(begin)

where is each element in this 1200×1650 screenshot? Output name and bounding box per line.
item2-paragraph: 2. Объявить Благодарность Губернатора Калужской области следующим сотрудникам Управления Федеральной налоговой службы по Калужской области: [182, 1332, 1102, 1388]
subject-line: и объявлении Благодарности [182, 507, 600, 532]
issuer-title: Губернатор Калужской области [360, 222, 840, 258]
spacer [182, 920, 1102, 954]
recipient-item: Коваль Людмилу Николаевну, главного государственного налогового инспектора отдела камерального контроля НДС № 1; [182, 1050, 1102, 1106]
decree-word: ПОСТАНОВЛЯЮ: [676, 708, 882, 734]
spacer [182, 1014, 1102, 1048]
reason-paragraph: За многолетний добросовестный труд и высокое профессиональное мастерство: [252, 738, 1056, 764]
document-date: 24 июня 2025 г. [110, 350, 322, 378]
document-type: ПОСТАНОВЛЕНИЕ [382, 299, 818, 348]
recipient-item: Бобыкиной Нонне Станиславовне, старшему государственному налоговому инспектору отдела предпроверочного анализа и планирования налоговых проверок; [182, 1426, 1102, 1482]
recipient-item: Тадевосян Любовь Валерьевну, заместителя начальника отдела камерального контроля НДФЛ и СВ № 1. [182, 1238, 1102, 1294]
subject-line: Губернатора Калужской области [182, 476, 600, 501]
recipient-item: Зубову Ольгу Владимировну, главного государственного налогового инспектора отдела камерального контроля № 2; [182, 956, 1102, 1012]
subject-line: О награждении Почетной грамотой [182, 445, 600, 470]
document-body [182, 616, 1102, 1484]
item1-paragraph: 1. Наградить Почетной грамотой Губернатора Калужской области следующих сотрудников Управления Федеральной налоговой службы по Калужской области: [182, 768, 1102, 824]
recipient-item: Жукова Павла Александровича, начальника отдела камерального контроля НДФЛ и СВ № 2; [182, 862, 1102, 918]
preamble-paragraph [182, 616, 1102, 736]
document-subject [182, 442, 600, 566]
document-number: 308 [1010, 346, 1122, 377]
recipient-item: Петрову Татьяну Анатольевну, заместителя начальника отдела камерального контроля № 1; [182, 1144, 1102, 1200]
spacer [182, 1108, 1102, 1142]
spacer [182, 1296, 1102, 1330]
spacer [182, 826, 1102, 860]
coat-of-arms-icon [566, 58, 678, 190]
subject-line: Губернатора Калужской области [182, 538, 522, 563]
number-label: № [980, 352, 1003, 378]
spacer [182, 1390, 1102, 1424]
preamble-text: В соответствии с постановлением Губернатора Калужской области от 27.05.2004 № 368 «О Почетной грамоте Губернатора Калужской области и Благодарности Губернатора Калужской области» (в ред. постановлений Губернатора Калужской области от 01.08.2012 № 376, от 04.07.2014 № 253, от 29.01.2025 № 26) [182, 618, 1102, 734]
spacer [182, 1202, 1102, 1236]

(end)

Copy the data above line for line, keeping every character unchanged.

where is each element in this 1200×1650 screenshot? Output name and bounding box per line.
item2-paragraph: 2. Объявить Благодарность Губернатора Калужской области следующим сотрудникам Управления Федеральной налоговой службы по Калужской области: [182, 1332, 1102, 1388]
subject-line: и объявлении Благодарности [182, 507, 600, 532]
issuer-title: Губернатор Калужской области [360, 222, 840, 258]
spacer [182, 920, 1102, 954]
recipient-item: Коваль Людмилу Николаевну, главного государственного налогового инспектора отдела камерального контроля НДС № 1; [182, 1050, 1102, 1106]
decree-word: ПОСТАНОВЛЯЮ: [676, 708, 882, 734]
spacer [182, 1014, 1102, 1048]
reason-paragraph: За многолетний добросовестный труд и высокое профессиональное мастерство: [252, 738, 1056, 764]
document-date: 24 июня 2025 г. [110, 350, 322, 378]
document-type: ПОСТАНОВЛЕНИЕ [382, 299, 818, 348]
recipient-item: Бобыкиной Нонне Станиславовне, старшему государственному налоговому инспектору отдела предпроверочного анализа и планирования налоговых проверок; [182, 1426, 1102, 1482]
recipient-item: Тадевосян Любовь Валерьевну, заместителя начальника отдела камерального контроля НДФЛ и СВ № 1. [182, 1238, 1102, 1294]
subject-line: Губернатора Калужской области [182, 476, 600, 501]
recipient-item: Зубову Ольгу Владимировну, главного государственного налогового инспектора отдела камерального контроля № 2; [182, 956, 1102, 1012]
subject-line: О награждении Почетной грамотой [182, 445, 600, 470]
document-body [182, 616, 1102, 1484]
item1-paragraph: 1. Наградить Почетной грамотой Губернатора Калужской области следующих сотрудников Управления Федеральной налоговой службы по Калужской области: [182, 768, 1102, 824]
recipient-item: Жукова Павла Александровича, начальника отдела камерального контроля НДФЛ и СВ № 2; [182, 862, 1102, 918]
preamble-paragraph [182, 616, 1102, 736]
document-subject [182, 442, 600, 566]
document-number: 308 [1010, 346, 1122, 377]
recipient-item: Петрову Татьяну Анатольевну, заместителя начальника отдела камерального контроля № 1; [182, 1144, 1102, 1200]
spacer [182, 1108, 1102, 1142]
spacer [182, 1296, 1102, 1330]
spacer [182, 826, 1102, 860]
coat-of-arms-icon [566, 58, 678, 190]
subject-line: Губернатора Калужской области [182, 538, 522, 563]
number-label: № [980, 352, 1003, 378]
spacer [182, 1390, 1102, 1424]
preamble-text: В соответствии с постановлением Губернатора Калужской области от 27.05.2004 № 368 «О Почетной грамоте Губернатора Калужской области и Благодарности Губернатора Калужской области» (в ред. постановлений Губернатора Калужской области от 01.08.2012 № 376, от 04.07.2014 № 253, от 29.01.2025 № 26) [182, 618, 1102, 734]
spacer [182, 1202, 1102, 1236]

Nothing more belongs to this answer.